* **Extracted information**
== == ==
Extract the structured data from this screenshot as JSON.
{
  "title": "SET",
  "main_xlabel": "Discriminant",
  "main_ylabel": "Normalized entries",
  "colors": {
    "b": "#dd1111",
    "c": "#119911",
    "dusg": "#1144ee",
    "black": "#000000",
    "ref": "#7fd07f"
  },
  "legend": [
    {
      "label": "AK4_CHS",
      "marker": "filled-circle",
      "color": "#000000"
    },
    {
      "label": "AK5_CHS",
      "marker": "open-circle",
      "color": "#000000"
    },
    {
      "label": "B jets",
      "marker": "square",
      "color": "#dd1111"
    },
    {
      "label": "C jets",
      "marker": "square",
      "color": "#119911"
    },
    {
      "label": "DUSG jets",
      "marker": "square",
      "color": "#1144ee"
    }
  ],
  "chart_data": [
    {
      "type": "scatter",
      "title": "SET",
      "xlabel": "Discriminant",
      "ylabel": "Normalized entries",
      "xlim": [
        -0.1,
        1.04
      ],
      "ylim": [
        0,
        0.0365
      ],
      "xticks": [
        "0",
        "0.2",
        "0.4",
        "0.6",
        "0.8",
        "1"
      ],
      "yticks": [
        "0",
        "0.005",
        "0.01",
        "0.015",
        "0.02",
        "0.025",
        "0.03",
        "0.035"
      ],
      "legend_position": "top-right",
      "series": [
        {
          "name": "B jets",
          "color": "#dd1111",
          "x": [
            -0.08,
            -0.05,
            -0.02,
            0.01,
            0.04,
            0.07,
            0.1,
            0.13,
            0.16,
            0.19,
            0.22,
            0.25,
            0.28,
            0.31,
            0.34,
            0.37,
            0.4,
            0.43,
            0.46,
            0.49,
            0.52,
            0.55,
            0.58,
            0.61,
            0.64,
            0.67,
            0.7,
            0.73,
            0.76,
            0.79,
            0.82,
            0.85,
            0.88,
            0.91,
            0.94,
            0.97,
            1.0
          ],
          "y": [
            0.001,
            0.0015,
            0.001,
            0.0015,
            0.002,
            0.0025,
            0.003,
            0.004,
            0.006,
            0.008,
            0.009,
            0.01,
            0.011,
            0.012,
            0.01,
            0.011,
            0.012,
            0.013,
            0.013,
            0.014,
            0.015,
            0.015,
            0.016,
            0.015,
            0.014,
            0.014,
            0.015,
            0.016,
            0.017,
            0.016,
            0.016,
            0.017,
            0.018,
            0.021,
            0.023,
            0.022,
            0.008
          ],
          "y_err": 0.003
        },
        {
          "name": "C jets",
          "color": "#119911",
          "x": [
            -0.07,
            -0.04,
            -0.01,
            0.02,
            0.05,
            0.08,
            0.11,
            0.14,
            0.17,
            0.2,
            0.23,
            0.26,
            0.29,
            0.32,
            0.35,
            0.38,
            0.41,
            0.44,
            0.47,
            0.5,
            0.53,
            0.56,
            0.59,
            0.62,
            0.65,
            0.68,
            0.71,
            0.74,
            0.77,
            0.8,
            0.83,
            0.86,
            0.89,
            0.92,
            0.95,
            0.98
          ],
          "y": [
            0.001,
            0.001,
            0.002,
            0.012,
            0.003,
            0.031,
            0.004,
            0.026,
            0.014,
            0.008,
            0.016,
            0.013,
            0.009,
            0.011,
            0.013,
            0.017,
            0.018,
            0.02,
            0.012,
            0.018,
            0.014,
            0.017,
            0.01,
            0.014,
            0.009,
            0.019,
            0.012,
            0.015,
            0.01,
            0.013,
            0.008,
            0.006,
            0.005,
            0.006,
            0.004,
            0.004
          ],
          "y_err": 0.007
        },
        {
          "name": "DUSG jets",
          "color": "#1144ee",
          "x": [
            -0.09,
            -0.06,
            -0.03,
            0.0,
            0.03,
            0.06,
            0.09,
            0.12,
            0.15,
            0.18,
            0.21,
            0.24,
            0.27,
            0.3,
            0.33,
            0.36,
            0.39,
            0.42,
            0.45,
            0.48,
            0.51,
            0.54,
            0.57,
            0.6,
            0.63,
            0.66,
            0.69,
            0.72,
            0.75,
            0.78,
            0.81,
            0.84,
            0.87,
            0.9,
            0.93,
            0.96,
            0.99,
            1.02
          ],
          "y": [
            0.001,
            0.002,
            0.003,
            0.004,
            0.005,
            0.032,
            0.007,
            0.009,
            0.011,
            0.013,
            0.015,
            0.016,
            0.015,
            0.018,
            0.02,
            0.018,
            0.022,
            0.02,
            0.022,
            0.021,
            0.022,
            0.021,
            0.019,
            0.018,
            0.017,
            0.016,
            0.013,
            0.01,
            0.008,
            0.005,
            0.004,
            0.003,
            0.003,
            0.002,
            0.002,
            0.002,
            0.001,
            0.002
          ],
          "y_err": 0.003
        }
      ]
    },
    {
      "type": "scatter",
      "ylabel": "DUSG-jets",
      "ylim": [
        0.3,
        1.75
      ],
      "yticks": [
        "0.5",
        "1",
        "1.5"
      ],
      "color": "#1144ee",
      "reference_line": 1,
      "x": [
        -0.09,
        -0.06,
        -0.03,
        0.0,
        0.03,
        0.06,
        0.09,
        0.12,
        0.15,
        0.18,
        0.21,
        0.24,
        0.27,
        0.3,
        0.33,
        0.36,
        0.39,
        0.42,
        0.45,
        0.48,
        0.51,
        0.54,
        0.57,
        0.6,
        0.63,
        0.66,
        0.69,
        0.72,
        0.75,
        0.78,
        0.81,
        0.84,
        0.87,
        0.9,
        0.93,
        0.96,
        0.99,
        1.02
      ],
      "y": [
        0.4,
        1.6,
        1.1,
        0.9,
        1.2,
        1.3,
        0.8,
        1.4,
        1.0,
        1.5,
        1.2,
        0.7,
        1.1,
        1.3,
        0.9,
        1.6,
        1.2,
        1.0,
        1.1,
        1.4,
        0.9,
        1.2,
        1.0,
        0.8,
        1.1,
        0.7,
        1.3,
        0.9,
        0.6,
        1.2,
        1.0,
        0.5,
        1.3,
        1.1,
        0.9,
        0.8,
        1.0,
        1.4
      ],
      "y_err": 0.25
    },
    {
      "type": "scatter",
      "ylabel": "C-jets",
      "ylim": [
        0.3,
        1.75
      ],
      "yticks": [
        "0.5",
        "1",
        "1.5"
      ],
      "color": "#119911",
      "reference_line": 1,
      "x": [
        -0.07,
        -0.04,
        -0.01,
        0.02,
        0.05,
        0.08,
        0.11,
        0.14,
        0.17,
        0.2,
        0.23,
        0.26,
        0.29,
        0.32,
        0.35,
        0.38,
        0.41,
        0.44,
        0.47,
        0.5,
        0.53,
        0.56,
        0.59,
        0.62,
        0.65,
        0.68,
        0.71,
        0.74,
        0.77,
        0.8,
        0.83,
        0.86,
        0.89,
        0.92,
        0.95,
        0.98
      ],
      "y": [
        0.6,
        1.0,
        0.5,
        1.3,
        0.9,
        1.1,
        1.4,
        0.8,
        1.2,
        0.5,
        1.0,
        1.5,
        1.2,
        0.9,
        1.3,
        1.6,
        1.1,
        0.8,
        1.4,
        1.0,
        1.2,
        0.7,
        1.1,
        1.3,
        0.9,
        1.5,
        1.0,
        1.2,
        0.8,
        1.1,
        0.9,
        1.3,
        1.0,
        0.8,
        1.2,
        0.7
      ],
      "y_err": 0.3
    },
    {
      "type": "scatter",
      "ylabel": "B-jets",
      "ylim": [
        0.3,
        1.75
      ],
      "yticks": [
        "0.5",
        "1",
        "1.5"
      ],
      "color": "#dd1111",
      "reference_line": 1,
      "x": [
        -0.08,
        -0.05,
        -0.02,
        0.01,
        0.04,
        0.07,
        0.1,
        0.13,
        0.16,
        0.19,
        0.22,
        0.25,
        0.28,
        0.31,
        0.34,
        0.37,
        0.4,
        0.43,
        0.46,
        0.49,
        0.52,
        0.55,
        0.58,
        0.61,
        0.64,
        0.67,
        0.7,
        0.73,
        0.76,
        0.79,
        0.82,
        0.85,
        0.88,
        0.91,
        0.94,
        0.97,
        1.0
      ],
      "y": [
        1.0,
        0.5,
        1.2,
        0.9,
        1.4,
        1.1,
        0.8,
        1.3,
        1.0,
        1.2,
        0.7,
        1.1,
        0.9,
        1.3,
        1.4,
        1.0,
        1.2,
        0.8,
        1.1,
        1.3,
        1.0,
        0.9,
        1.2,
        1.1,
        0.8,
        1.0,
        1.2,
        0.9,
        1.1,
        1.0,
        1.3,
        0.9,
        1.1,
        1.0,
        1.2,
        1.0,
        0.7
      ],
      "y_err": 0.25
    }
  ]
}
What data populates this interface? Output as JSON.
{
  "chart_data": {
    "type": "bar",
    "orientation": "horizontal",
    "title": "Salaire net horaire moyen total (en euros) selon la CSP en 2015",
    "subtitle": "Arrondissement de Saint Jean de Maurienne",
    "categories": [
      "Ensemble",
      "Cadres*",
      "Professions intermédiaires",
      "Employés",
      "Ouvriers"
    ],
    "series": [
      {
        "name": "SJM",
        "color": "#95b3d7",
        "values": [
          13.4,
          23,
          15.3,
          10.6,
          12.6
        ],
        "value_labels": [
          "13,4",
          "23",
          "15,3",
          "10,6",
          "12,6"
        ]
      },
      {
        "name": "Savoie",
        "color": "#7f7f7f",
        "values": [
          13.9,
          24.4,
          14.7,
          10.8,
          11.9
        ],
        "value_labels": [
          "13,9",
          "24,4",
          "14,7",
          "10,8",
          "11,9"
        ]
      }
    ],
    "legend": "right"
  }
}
== == ==
* **Brief**
Find "What data populates" in the data above, then repeat that line and all lines after it exactly, ending with the final line.

* **Answer below**
What data populates this interface? Output as JSON.
{
  "chart_data": {
    "type": "bar",
    "orientation": "horizontal",
    "title": "Salaire net horaire moyen total (en euros) selon la CSP en 2015",
    "subtitle": "Arrondissement de Saint Jean de Maurienne",
    "categories": [
      "Ensemble",
      "Cadres*",
      "Professions intermédiaires",
      "Employés",
      "Ouvriers"
    ],
    "series": [
      {
        "name": "SJM",
        "color": "#95b3d7",
        "values": [
          13.4,
          23,
          15.3,
          10.6,
          12.6
        ],
        "value_labels": [
          "13,4",
          "23",
          "15,3",
          "10,6",
          "12,6"
        ]
      },
      {
        "name": "Savoie",
        "color": "#7f7f7f",
        "values": [
          13.9,
          24.4,
          14.7,
          10.8,
          11.9
        ],
        "value_labels": [
          "13,9",
          "24,4",
          "14,7",
          "10,8",
          "11,9"
        ]
      }
    ],
    "legend": "right"
  }
}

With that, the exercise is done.